- **Goal**: Restate the whole listing exactly.

- **Working data**:
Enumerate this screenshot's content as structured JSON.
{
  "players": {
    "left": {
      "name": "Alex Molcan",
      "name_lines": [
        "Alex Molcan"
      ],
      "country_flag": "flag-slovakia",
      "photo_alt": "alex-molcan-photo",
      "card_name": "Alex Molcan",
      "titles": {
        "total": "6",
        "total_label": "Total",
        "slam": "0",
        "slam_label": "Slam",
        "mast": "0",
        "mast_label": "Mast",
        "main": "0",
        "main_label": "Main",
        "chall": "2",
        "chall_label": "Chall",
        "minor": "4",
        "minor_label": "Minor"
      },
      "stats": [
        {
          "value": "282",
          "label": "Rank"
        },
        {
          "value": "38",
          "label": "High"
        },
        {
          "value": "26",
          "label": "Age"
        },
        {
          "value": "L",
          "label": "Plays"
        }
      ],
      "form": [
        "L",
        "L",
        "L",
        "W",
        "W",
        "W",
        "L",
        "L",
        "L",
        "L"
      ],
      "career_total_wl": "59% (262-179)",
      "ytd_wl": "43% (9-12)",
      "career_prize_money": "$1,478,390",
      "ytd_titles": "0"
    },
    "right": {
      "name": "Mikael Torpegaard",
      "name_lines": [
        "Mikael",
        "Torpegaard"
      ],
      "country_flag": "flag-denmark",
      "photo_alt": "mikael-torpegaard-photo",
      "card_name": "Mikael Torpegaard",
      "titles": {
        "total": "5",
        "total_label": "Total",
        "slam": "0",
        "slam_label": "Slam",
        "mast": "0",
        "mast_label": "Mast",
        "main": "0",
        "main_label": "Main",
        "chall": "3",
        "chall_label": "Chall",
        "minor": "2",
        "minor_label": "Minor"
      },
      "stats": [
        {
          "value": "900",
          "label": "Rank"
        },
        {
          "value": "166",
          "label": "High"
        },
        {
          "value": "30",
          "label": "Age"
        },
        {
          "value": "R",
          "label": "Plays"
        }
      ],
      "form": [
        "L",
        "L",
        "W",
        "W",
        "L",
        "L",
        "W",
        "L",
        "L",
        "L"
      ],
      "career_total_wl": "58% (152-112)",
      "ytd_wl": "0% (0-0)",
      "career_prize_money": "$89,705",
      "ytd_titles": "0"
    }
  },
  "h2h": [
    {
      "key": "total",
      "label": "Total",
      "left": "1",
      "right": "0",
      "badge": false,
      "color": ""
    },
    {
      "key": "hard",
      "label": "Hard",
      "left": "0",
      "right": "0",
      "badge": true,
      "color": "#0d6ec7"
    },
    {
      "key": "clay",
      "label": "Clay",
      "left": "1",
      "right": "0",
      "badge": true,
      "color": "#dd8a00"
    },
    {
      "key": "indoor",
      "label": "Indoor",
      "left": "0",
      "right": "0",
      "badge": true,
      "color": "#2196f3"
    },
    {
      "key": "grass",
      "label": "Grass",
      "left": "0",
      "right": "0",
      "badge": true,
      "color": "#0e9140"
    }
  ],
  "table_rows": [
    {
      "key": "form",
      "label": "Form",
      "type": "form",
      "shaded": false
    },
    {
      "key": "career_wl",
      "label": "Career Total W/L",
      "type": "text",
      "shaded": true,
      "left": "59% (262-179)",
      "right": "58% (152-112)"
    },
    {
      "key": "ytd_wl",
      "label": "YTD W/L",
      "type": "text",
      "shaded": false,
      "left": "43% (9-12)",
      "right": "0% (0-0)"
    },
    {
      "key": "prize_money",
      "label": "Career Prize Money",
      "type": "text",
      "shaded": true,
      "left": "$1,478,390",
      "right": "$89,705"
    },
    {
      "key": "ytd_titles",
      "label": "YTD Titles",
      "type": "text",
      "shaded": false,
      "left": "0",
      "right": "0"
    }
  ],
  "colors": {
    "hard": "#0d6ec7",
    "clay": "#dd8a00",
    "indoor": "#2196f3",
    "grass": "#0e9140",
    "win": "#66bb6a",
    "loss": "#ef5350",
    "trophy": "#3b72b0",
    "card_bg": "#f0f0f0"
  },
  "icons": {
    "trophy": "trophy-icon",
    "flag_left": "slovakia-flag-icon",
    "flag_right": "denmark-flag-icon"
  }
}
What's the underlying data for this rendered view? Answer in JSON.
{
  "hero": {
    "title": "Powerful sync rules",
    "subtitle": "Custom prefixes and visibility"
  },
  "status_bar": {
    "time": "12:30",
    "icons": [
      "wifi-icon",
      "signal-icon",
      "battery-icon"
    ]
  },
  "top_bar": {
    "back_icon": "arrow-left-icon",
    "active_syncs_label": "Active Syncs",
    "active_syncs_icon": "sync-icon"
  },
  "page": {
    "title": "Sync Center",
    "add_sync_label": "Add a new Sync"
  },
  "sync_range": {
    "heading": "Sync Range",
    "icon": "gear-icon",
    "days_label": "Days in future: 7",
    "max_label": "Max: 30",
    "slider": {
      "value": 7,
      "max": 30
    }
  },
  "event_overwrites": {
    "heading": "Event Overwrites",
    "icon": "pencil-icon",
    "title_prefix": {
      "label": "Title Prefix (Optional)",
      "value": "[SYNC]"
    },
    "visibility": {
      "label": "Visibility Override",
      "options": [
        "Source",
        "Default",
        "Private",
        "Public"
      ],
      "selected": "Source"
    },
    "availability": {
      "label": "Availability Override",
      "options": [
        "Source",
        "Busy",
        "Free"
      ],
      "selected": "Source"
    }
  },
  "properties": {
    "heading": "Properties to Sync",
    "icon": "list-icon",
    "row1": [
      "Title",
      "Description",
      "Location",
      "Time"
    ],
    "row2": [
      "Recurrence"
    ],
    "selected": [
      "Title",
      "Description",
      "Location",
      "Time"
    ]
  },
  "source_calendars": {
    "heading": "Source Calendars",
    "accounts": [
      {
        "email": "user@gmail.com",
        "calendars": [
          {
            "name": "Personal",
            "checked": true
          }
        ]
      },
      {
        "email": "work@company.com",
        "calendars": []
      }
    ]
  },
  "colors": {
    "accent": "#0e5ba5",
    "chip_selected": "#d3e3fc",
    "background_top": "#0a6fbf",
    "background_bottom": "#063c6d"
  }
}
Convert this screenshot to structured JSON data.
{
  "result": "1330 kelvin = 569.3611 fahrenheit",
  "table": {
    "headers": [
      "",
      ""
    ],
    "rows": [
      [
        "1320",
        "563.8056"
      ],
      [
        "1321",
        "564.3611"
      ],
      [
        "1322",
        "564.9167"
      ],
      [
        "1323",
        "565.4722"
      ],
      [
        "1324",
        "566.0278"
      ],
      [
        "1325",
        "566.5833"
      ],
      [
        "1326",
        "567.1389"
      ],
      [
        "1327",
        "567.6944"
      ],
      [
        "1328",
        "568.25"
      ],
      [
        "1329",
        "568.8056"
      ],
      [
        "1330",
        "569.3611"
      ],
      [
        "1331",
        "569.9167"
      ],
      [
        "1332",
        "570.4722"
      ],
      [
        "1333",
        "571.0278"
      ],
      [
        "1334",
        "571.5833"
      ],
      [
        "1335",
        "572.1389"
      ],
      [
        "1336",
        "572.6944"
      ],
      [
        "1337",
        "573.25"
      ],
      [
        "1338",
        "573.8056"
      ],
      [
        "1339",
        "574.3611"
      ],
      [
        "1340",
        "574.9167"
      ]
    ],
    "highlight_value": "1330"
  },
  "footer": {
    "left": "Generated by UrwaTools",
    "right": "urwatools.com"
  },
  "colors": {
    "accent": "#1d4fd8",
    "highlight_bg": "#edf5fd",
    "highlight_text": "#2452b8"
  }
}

- **Expected output**:
Enumerate this screenshot's content as structured JSON.
{
  "players": {
    "left": {
      "name": "Alex Molcan",
      "name_lines": [
        "Alex Molcan"
      ],
      "country_flag": "flag-slovakia",
      "photo_alt": "alex-molcan-photo",
      "card_name": "Alex Molcan",
      "titles": {
        "total": "6",
        "total_label": "Total",
        "slam": "0",
        "slam_label": "Slam",
        "mast": "0",
        "mast_label": "Mast",
        "main": "0",
        "main_label": "Main",
        "chall": "2",
        "chall_label": "Chall",
        "minor": "4",
        "minor_label": "Minor"
      },
      "stats": [
        {
          "value": "282",
          "label": "Rank"
        },
        {
          "value": "38",
          "label": "High"
        },
        {
          "value": "26",
          "label": "Age"
        },
        {
          "value": "L",
          "label": "Plays"
        }
      ],
      "form": [
        "L",
        "L",
        "L",
        "W",
        "W",
        "W",
        "L",
        "L",
        "L",
        "L"
      ],
      "career_total_wl": "59% (262-179)",
      "ytd_wl": "43% (9-12)",
      "career_prize_money": "$1,478,390",
      "ytd_titles": "0"
    },
    "right": {
      "name": "Mikael Torpegaard",
      "name_lines": [
        "Mikael",
        "Torpegaard"
      ],
      "country_flag": "flag-denmark",
      "photo_alt": "mikael-torpegaard-photo",
      "card_name": "Mikael Torpegaard",
      "titles": {
        "total": "5",
        "total_label": "Total",
        "slam": "0",
        "slam_label": "Slam",
        "mast": "0",
        "mast_label": "Mast",
        "main": "0",
        "main_label": "Main",
        "chall": "3",
        "chall_label": "Chall",
        "minor": "2",
        "minor_label": "Minor"
      },
      "stats": [
        {
          "value": "900",
          "label": "Rank"
        },
        {
          "value": "166",
          "label": "High"
        },
        {
          "value": "30",
          "label": "Age"
        },
        {
          "value": "R",
          "label": "Plays"
        }
      ],
      "form": [
        "L",
        "L",
        "W",
        "W",
        "L",
        "L",
        "W",
        "L",
        "L",
        "L"
      ],
      "career_total_wl": "58% (152-112)",
      "ytd_wl": "0% (0-0)",
      "career_prize_money": "$89,705",
      "ytd_titles": "0"
    }
  },
  "h2h": [
    {
      "key": "total",
      "label": "Total",
      "left": "1",
      "right": "0",
      "badge": false,
      "color": ""
    },
    {
      "key": "hard",
      "label": "Hard",
      "left": "0",
      "right": "0",
      "badge": true,
      "color": "#0d6ec7"
    },
    {
      "key": "clay",
      "label": "Clay",
      "left": "1",
      "right": "0",
      "badge": true,
      "color": "#dd8a00"
    },
    {
      "key": "indoor",
      "label": "Indoor",
      "left": "0",
      "right": "0",
      "badge": true,
      "color": "#2196f3"
    },
    {
      "key": "grass",
      "label": "Grass",
      "left": "0",
      "right": "0",
      "badge": true,
      "color": "#0e9140"
    }
  ],
  "table_rows": [
    {
      "key": "form",
      "label": "Form",
      "type": "form",
      "shaded": false
    },
    {
      "key": "career_wl",
      "label": "Career Total W/L",
      "type": "text",
      "shaded": true,
      "left": "59% (262-179)",
      "right": "58% (152-112)"
    },
    {
      "key": "ytd_wl",
      "label": "YTD W/L",
      "type": "text",
      "shaded": false,
      "left": "43% (9-12)",
      "right": "0% (0-0)"
    },
    {
      "key": "prize_money",
      "label": "Career Prize Money",
      "type": "text",
      "shaded": true,
      "left": "$1,478,390",
      "right": "$89,705"
    },
    {
      "key": "ytd_titles",
      "label": "YTD Titles",
      "type": "text",
      "shaded": false,
      "left": "0",
      "right": "0"
    }
  ],
  "colors": {
    "hard": "#0d6ec7",
    "clay": "#dd8a00",
    "indoor": "#2196f3",
    "grass": "#0e9140",
    "win": "#66bb6a",
    "loss": "#ef5350",
    "trophy": "#3b72b0",
    "card_bg": "#f0f0f0"
  },
  "icons": {
    "trophy": "trophy-icon",
    "flag_left": "slovakia-flag-icon",
    "flag_right": "denmark-flag-icon"
  }
}
What's the underlying data for this rendered view? Answer in JSON.
{
  "hero": {
    "title": "Powerful sync rules",
    "subtitle": "Custom prefixes and visibility"
  },
  "status_bar": {
    "time": "12:30",
    "icons": [
      "wifi-icon",
      "signal-icon",
      "battery-icon"
    ]
  },
  "top_bar": {
    "back_icon": "arrow-left-icon",
    "active_syncs_label": "Active Syncs",
    "active_syncs_icon": "sync-icon"
  },
  "page": {
    "title": "Sync Center",
    "add_sync_label": "Add a new Sync"
  },
  "sync_range": {
    "heading": "Sync Range",
    "icon": "gear-icon",
    "days_label": "Days in future: 7",
    "max_label": "Max: 30",
    "slider": {
      "value": 7,
      "max": 30
    }
  },
  "event_overwrites": {
    "heading": "Event Overwrites",
    "icon": "pencil-icon",
    "title_prefix": {
      "label": "Title Prefix (Optional)",
      "value": "[SYNC]"
    },
    "visibility": {
      "label": "Visibility Override",
      "options": [
        "Source",
        "Default",
        "Private",
        "Public"
      ],
      "selected": "Source"
    },
    "availability": {
      "label": "Availability Override",
      "options": [
        "Source",
        "Busy",
        "Free"
      ],
      "selected": "Source"
    }
  },
  "properties": {
    "heading": "Properties to Sync",
    "icon": "list-icon",
    "row1": [
      "Title",
      "Description",
      "Location",
      "Time"
    ],
    "row2": [
      "Recurrence"
    ],
    "selected": [
      "Title",
      "Description",
      "Location",
      "Time"
    ]
  },
  "source_calendars": {
    "heading": "Source Calendars",
    "accounts": [
      {
        "email": "user@gmail.com",
        "calendars": [
          {
            "name": "Personal",
            "checked": true
          }
        ]
      },
      {
        "email": "work@company.com",
        "calendars": []
      }
    ]
  },
  "colors": {
    "accent": "#0e5ba5",
    "chip_selected": "#d3e3fc",
    "background_top": "#0a6fbf",
    "background_bottom": "#063c6d"
  }
}
Convert this screenshot to structured JSON data.
{
  "result": "1330 kelvin = 569.3611 fahrenheit",
  "table": {
    "headers": [
      "",
      ""
    ],
    "rows": [
      [
        "1320",
        "563.8056"
      ],
      [
        "1321",
        "564.3611"
      ],
      [
        "1322",
        "564.9167"
      ],
      [
        "1323",
        "565.4722"
      ],
      [
        "1324",
        "566.0278"
      ],
      [
        "1325",
        "566.5833"
      ],
      [
        "1326",
        "567.1389"
      ],
      [
        "1327",
        "567.6944"
      ],
      [
        "1328",
        "568.25"
      ],
      [
        "1329",
        "568.8056"
      ],
      [
        "1330",
        "569.3611"
      ],
      [
        "1331",
        "569.9167"
      ],
      [
        "1332",
        "570.4722"
      ],
      [
        "1333",
        "571.0278"
      ],
      [
        "1334",
        "571.5833"
      ],
      [
        "1335",
        "572.1389"
      ],
      [
        "1336",
        "572.6944"
      ],
      [
        "1337",
        "573.25"
      ],
      [
        "1338",
        "573.8056"
      ],
      [
        "1339",
        "574.3611"
      ],
      [
        "1340",
        "574.9167"
      ]
    ],
    "highlight_value": "1330"
  },
  "footer": {
    "left": "Generated by UrwaTools",
    "right": "urwatools.com"
  },
  "colors": {
    "accent": "#1d4fd8",
    "highlight_bg": "#edf5fd",
    "highlight_text": "#2452b8"
  }
}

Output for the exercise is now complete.